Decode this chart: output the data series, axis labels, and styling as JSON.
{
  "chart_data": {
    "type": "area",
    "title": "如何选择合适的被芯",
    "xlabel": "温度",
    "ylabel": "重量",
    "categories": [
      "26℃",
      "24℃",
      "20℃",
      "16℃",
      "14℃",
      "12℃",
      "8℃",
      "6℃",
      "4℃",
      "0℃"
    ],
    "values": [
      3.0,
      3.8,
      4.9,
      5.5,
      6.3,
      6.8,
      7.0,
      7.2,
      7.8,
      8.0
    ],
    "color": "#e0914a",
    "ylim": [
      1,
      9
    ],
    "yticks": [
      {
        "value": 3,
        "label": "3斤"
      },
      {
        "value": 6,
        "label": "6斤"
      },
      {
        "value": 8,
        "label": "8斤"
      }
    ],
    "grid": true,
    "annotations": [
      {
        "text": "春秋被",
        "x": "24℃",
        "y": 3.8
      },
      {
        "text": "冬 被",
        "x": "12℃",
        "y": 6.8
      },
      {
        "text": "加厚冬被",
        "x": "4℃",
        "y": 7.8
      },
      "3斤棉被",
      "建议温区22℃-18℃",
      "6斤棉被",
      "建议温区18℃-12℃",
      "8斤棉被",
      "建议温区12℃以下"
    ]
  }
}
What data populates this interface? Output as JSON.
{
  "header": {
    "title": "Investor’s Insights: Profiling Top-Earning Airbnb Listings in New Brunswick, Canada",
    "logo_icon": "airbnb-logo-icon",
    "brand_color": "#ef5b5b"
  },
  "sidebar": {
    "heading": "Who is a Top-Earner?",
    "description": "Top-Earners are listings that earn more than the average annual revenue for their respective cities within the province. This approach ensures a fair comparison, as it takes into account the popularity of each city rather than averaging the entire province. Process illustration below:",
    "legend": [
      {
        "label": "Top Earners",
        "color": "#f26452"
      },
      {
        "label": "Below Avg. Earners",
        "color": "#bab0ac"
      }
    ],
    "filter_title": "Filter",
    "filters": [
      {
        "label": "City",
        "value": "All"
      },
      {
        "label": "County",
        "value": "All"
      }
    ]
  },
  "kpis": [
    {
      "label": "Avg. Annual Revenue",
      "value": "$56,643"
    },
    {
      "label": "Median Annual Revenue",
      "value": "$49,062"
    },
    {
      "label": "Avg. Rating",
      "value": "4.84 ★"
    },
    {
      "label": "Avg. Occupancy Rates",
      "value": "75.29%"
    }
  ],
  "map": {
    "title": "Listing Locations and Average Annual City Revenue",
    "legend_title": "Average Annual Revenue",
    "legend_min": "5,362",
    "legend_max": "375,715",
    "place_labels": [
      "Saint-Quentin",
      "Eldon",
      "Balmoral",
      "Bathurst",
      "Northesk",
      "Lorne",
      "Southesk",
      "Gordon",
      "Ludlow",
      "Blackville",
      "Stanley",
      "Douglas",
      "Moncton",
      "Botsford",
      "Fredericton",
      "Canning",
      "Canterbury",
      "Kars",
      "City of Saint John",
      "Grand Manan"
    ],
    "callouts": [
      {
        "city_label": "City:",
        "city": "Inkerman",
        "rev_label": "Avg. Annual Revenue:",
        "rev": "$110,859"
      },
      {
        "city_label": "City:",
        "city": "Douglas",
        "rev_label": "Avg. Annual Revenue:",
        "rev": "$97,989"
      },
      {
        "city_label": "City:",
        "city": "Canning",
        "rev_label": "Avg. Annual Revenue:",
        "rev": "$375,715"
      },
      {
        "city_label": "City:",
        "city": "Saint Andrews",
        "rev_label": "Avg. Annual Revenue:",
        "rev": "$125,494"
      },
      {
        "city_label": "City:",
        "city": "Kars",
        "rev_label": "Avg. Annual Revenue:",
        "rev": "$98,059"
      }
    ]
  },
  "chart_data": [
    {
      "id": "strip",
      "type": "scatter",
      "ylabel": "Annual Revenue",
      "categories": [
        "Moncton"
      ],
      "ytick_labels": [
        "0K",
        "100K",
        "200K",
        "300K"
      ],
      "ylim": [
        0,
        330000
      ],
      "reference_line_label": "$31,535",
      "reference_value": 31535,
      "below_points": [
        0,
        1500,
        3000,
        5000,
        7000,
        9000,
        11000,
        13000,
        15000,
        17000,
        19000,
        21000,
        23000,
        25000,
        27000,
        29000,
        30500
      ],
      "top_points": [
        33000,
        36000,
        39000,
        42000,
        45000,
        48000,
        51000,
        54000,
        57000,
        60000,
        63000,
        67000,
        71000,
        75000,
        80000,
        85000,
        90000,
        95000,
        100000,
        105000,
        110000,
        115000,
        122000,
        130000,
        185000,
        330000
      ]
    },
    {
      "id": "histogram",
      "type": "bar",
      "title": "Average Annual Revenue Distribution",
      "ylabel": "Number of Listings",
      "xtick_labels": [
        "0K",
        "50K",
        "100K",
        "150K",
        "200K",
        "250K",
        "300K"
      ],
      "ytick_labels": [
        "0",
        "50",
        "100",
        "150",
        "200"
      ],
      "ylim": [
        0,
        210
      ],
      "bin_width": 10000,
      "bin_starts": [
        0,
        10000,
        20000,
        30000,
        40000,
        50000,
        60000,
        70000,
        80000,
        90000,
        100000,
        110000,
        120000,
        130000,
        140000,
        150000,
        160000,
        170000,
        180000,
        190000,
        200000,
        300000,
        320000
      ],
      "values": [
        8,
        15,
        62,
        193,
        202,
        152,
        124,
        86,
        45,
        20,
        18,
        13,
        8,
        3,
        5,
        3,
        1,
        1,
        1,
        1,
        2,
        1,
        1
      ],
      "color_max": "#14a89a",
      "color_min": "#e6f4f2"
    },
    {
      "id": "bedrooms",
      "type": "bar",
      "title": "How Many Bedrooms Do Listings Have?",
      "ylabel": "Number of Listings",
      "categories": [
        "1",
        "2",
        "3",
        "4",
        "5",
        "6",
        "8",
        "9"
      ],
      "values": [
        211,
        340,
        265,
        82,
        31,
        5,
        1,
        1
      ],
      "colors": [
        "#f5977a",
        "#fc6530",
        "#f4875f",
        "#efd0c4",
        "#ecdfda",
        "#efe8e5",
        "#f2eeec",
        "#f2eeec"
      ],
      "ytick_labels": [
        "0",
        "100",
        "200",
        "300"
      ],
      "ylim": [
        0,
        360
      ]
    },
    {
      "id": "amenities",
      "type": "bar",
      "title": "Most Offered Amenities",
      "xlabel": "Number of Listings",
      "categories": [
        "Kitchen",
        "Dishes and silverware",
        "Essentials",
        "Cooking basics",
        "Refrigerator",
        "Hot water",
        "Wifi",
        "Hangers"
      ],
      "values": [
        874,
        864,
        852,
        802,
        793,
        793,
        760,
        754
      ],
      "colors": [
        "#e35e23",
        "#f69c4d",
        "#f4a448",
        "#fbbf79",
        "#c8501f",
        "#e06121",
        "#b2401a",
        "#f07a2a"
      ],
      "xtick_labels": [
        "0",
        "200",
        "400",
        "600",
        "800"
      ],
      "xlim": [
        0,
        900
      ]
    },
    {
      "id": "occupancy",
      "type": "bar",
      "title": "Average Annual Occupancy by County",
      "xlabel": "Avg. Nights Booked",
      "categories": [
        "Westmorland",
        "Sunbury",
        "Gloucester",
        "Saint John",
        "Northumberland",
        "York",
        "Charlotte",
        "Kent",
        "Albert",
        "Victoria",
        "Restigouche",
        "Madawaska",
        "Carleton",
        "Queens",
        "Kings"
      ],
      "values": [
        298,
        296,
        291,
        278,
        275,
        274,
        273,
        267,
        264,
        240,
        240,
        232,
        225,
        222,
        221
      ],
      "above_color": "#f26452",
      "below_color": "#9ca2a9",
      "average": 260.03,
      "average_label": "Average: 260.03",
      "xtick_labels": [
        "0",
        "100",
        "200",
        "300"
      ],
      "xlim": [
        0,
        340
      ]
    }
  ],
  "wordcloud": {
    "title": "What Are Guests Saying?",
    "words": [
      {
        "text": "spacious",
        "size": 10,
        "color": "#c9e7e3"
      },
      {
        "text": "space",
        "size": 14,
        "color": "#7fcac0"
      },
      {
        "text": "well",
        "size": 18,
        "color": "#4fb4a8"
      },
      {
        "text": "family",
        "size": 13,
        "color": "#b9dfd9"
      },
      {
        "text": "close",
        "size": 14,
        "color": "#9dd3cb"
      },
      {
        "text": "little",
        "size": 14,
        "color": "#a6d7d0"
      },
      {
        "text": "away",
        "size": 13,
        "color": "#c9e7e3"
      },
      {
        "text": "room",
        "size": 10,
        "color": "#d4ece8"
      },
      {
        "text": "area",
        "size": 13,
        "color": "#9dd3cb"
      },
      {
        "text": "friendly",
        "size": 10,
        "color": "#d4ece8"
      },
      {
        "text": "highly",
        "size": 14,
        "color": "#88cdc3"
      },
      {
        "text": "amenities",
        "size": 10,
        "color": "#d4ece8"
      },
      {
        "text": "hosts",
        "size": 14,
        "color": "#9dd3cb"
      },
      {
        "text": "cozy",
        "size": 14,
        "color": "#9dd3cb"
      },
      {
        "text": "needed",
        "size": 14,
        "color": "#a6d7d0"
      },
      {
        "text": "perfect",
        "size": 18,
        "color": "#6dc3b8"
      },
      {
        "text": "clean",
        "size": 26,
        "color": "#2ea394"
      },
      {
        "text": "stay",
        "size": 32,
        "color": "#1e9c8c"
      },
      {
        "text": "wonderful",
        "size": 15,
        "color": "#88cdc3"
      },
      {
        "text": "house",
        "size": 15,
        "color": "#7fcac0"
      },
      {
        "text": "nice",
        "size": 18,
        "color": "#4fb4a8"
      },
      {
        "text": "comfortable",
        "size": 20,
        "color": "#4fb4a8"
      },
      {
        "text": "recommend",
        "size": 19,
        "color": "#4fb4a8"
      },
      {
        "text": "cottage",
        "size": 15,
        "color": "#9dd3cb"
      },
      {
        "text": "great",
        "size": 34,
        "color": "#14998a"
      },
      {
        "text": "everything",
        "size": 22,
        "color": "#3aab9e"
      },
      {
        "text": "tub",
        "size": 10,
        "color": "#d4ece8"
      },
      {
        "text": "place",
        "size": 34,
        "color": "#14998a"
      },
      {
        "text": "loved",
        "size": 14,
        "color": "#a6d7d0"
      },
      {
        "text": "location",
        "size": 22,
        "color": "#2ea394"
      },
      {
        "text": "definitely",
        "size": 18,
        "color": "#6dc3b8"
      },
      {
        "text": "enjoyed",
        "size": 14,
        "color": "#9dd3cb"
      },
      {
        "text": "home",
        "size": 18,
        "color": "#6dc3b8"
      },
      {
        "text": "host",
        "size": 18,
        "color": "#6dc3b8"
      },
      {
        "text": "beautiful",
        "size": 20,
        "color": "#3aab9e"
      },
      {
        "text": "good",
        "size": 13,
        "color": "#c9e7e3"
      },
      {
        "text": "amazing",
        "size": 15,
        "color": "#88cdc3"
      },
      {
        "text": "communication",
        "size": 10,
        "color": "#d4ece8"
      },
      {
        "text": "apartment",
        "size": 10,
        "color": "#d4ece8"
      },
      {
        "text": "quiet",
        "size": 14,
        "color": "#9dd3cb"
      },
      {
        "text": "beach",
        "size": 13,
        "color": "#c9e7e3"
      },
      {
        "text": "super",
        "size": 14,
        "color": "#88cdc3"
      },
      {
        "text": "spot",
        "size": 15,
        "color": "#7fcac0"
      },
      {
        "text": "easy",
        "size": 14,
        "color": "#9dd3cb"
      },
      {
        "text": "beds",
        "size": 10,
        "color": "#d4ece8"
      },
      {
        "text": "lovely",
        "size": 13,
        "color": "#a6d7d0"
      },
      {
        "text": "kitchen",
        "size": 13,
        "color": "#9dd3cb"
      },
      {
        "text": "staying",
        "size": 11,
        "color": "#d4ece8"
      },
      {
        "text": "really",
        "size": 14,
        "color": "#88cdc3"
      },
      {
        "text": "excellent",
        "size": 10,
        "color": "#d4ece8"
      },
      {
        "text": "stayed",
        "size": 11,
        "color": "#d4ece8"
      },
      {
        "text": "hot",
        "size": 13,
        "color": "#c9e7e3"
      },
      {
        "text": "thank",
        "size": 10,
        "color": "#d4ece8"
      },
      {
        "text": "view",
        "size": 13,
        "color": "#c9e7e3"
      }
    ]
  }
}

__Aim__
Each line in the entries above that includes the string "County" should be extracted.

__Answer for the task__
        "label": "County",
      "title": "Average Annual Occupancy by County",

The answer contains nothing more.